%%

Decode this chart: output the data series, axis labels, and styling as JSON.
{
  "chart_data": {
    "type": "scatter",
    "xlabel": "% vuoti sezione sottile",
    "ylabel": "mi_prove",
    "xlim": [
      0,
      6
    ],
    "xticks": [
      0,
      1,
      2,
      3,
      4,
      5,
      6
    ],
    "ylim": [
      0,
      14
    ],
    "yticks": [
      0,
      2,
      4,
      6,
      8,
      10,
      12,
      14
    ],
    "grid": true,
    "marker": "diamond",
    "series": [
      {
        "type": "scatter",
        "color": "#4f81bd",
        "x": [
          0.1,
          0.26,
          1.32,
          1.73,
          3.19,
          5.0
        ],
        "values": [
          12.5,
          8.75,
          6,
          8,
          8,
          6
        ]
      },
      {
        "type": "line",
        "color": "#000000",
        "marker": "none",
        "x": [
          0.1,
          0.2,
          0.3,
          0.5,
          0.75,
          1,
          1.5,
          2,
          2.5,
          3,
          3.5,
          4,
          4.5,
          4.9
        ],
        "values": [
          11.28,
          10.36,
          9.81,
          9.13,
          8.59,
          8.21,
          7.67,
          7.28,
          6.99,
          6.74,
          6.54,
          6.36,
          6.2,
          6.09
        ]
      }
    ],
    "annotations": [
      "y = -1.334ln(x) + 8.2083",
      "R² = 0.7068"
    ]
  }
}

%%

> _Problem details_: Write out the full set of records exactly as given.

> _Problem solution_:
Decode this chart: output the data series, axis labels, and styling as JSON.
{
  "chart_data": {
    "type": "scatter",
    "xlabel": "% vuoti sezione sottile",
    "ylabel": "mi_prove",
    "xlim": [
      0,
      6
    ],
    "xticks": [
      0,
      1,
      2,
      3,
      4,
      5,
      6
    ],
    "ylim": [
      0,
      14
    ],
    "yticks": [
      0,
      2,
      4,
      6,
      8,
      10,
      12,
      14
    ],
    "grid": true,
    "marker": "diamond",
    "series": [
      {
        "type": "scatter",
        "color": "#4f81bd",
        "x": [
          0.1,
          0.26,
          1.32,
          1.73,
          3.19,
          5.0
        ],
        "values": [
          12.5,
          8.75,
          6,
          8,
          8,
          6
        ]
      },
      {
        "type": "line",
        "color": "#000000",
        "marker": "none",
        "x": [
          0.1,
          0.2,
          0.3,
          0.5,
          0.75,
          1,
          1.5,
          2,
          2.5,
          3,
          3.5,
          4,
          4.5,
          4.9
        ],
        "values": [
          11.28,
          10.36,
          9.81,
          9.13,
          8.59,
          8.21,
          7.67,
          7.28,
          6.99,
          6.74,
          6.54,
          6.36,
          6.2,
          6.09
        ]
      }
    ],
    "annotations": [
      "y = -1.334ln(x) + 8.2083",
      "R² = 0.7068"
    ]
  }
}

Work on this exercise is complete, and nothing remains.